__Supplied text__:
──────────────────────────────

Gold rose to its highest in more than a week on Tuesday amid an easing dollar and lower US Treasury yields. However, more appetite for riskier assets kept the advances in gold in check. Spot gold climbed 0.2% to $1,732.53 an ounce by 10:59 GMT after hitting its highest since March 25 at $1,738.32. Furthermore U.S. gold futures gained 0.2% to $1,732.70. The risk sentiment in the wider financial markets remained upbeat. Global equities reached record highs amid strong economic data from China and the US reducing the demand for safe-haven assets such as gold. Investors were also waiting for the FED minutes on Wednesday for further clues on monetary policy outlook. Gold prices dropped on Wednesday amid the increased coronavirus vaccinations and upbeat data from the US that sparked hopes of faster economic rebound impacting gold’s appeal. Spot gold was down 0.2% to $1,740.37 per ounce by 06:34 GMT whilst U.S. gold futures slipped 0.2% to $1,739.40 per ounce. As Asian shares climbed to their three-week’s high the appeal for gold dropped.

Market Wrap

Data from stock exchanges showed that overseas investors sold a net combined total of $3.18 billion in South Korean, Taiwanese, Philippine, Thai, Vietnamese, Indonesian, and Indian stocks last month. Foreigners were net sellers of Asian equities for the third consecutive month in March due to higher US Bond yields and a stronger Dollar.  Despite Asian equities were attractive at the beginning of the year on bets over the region’s faster recovery from the pandemic in comparison to Western countries, the outflows in the first quarter suggest a reversal of sentiment.  Taiwan and South Korea, which house many high-flying tech stocks, faced the biggest outflows in the region, witnessing net sales of $3.2 billion and $1.3 billion, respectively.  The S&P closed Monday at a record high and likewise Wall Street’s main indexes climbed to an all-time high after data pointed to a strong U.S. labour market, a recovery in business activity that helped lift the global mood even though coronavirus spiked worldwide.   Economically sensitive sectors such as banking, commodity and automakers strongly rebounded this year, boosting European stocks.

World stocks recorded high levels on Tuesday amid strong economic data from China and the US.  Meanwhile, currency and bond markets paused after a month of rapid gains in the Dollar and treasury yields.  Equities as measured by the MSCI All Country World index reached a record high as European stocks caught up with gains in Asia and Wall Street overnight in their first trading session since the Easter holiday.  Europe’s benchmark equity index hit a record high on Tuesday, recovering all its pandemic driven losses as investors bet on a speedy global economic recovery supported by stimulus spending and vaccination programs.  The DAX rose 1.1% adding to its record setting rally and the CAC 40 climbed 0.6%, also fully recovering from last year’s levels and UK’s FTSE 100 jumped 1.2%.  China stocks retreated on Tuesday pressured by healthcare and consumer companies.  Asia’s stock markets rose as another batch of strong US economic data boosted the global outlook while currency and bond markets paused after a month of rapid gains in the Dollar and in US Treasury yields.

──────────────────────────────

__Provided data__:
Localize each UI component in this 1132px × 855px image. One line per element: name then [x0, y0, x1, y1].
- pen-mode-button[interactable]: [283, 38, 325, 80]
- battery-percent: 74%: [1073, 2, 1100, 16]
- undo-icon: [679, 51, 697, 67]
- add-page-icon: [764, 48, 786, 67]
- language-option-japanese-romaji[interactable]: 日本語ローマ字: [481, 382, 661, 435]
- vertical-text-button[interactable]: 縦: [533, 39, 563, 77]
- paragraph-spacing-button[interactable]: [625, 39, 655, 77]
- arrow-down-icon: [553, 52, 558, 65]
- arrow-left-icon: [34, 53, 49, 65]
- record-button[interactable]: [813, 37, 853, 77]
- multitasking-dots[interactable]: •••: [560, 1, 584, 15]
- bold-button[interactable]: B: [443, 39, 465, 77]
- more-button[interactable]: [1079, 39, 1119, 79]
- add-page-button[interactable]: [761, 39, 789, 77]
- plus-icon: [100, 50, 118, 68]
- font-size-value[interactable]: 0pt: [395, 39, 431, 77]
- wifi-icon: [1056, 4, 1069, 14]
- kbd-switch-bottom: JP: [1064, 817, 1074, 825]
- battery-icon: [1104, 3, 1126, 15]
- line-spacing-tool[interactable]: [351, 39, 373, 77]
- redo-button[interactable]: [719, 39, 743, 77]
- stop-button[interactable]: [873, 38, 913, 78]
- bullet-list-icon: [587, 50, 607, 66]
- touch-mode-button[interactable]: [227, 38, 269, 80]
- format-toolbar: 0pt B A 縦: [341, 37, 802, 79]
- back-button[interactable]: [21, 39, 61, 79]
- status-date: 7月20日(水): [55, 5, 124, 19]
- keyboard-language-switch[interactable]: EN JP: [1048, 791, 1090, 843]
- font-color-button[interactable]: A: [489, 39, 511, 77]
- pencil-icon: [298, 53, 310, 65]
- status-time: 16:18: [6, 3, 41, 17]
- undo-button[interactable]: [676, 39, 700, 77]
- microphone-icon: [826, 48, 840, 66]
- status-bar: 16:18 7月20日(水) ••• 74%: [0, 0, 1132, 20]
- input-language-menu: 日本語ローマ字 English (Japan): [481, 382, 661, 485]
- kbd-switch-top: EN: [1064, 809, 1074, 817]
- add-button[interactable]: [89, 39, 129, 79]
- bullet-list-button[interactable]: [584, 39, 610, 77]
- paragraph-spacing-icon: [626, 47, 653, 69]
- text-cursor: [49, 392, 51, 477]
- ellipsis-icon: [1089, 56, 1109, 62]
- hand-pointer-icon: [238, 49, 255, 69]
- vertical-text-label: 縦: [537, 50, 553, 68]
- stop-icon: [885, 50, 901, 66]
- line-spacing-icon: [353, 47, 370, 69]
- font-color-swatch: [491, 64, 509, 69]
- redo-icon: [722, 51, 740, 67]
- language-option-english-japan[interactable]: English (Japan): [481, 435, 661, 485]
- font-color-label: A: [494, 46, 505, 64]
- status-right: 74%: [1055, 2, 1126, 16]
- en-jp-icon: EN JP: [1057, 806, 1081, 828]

──────────────────────────────

__Your goal__:
Name every country whose stocks the market report above says overseas investors sold last month, for a net combined total of $3.18 billion.

__Solved exercise__:
South Korea, Taiwan, the Philippines, Thailand, Vietnam, Indonesia, India